Exercise instructions
The records below are split into lines. How many of those lines contain the string "لوگوں"? Reply with the number only.

Material shown
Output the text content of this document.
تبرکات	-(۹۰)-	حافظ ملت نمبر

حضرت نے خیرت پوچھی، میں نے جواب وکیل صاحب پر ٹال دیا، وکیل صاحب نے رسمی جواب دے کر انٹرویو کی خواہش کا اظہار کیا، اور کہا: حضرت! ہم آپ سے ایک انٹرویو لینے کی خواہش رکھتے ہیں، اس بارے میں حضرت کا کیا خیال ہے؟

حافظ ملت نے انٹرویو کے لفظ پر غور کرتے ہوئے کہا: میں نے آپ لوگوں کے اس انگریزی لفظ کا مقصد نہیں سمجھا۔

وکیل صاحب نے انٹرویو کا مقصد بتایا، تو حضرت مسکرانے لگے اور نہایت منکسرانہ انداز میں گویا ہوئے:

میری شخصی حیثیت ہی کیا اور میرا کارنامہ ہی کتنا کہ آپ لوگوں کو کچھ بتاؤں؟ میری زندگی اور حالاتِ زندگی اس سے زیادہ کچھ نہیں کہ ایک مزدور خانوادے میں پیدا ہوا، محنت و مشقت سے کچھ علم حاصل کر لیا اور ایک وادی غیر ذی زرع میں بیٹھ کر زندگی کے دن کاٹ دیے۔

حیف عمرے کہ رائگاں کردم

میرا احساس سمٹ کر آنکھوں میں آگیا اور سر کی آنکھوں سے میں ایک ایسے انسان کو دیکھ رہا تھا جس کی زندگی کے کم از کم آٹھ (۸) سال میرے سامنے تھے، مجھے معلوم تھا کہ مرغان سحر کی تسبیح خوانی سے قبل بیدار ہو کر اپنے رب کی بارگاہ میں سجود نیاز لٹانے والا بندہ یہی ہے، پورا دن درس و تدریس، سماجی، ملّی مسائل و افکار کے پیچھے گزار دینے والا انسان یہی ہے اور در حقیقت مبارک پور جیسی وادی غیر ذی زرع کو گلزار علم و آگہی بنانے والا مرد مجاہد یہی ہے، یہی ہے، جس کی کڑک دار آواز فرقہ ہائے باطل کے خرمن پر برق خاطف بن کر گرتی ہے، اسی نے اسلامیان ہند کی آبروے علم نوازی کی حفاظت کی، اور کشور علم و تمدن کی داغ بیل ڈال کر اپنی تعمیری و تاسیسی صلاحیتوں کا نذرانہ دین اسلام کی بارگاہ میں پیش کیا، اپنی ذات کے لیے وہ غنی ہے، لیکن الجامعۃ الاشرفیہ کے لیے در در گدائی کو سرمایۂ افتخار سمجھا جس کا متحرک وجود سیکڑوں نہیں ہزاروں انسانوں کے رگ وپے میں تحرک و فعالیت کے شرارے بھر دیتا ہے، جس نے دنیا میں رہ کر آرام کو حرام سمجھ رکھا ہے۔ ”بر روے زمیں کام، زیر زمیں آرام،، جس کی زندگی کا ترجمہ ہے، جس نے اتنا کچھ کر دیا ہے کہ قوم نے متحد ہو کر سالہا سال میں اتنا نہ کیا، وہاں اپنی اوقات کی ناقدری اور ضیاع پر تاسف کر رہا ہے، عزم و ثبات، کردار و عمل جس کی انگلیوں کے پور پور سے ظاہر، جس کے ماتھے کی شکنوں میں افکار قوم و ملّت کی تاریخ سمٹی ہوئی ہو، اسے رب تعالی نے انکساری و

Written response
2